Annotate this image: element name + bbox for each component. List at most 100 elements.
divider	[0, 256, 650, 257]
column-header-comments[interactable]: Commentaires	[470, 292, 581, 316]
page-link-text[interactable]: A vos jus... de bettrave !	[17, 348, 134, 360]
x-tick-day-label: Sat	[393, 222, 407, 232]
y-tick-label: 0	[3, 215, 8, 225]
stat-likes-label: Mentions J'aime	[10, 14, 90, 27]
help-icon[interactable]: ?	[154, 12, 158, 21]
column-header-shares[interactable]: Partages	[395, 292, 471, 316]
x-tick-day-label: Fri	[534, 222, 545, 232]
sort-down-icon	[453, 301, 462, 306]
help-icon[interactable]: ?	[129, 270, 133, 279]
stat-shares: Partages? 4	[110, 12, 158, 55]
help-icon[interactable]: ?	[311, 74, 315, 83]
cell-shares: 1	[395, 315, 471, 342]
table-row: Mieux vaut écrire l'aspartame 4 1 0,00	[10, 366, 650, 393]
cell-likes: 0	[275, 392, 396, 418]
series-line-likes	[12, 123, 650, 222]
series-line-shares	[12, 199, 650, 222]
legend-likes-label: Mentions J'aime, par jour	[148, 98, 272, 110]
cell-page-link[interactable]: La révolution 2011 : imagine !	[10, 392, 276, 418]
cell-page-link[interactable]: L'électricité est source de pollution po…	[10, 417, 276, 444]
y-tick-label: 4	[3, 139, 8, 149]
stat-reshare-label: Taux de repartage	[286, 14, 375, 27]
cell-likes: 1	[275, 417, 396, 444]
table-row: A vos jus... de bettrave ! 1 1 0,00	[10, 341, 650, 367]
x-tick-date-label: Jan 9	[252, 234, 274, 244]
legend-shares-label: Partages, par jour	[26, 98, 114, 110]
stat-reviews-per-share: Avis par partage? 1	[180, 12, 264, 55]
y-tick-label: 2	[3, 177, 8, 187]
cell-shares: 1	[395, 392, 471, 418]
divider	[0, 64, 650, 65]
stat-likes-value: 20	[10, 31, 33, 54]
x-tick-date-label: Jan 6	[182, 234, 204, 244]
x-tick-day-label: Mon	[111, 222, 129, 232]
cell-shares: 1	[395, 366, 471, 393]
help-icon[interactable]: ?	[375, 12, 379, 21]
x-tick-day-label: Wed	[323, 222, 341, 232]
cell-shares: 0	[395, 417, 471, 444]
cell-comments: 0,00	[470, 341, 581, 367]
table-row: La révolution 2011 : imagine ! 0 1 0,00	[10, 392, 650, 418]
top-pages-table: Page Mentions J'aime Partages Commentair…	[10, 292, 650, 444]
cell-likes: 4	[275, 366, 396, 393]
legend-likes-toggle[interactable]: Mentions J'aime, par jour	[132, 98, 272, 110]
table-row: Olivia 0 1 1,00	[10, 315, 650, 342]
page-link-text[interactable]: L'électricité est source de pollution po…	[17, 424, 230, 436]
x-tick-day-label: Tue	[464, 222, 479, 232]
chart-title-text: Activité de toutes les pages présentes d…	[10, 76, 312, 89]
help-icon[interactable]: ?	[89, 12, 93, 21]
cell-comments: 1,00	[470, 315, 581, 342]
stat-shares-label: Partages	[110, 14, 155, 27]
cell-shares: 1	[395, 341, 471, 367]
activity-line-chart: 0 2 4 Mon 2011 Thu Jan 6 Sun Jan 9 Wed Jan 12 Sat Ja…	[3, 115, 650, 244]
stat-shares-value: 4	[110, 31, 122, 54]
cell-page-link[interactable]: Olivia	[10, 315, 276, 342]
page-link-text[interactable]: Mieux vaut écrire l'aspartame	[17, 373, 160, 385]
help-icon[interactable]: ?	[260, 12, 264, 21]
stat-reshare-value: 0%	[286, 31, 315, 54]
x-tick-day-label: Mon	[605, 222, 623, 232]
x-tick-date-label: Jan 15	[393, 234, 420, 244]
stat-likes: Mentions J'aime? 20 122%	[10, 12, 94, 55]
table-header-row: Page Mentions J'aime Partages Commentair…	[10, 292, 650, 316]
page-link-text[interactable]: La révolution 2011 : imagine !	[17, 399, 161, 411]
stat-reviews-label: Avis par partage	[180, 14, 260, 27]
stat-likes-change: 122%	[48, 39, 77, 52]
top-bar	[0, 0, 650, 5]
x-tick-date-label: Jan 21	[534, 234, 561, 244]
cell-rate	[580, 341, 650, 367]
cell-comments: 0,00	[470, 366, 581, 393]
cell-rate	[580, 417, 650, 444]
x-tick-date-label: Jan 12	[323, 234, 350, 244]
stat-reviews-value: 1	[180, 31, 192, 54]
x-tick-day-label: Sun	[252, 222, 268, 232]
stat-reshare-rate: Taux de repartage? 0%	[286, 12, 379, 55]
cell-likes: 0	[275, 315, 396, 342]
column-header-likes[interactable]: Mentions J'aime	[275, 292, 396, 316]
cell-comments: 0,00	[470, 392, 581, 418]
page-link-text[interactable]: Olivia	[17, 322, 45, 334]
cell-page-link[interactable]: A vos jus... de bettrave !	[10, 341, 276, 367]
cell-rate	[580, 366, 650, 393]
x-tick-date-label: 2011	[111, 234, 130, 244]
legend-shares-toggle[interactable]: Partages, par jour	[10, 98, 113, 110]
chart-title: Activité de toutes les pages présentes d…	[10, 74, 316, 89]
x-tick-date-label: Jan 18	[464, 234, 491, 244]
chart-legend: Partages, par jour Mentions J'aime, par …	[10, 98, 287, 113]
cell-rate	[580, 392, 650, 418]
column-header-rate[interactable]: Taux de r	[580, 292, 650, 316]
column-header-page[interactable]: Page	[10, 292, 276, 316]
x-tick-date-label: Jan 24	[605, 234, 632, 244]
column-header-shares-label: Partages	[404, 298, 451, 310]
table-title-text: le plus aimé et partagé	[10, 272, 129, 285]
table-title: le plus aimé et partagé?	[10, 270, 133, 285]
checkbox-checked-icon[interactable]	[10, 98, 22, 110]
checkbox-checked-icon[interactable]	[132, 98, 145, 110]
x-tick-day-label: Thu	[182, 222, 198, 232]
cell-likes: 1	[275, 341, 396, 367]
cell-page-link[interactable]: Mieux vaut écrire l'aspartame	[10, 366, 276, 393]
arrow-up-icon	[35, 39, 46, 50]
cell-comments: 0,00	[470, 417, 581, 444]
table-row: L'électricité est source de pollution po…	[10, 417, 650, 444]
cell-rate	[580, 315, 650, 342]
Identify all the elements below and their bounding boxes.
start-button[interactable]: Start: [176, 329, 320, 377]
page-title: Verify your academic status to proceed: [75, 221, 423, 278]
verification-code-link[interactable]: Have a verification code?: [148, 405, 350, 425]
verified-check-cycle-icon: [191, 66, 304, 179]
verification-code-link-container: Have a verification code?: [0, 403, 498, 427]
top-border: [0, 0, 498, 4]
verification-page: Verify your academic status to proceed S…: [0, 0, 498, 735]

-----

[TRAVAIL À FAIRE]
Trouvez chaque ligne des données qui contient le mot "bettrave" et recopiez-la. Tenez compte des majuscules et des minuscules.

[RÉSULTAT FINAL]
page-link-text[interactable]: A vos jus... de bettrave !	[17, 348, 134, 360]
table-row: A vos jus... de bettrave ! 1 1 0,00	[10, 341, 650, 367]
cell-page-link[interactable]: A vos jus... de bettrave !	[10, 341, 276, 367]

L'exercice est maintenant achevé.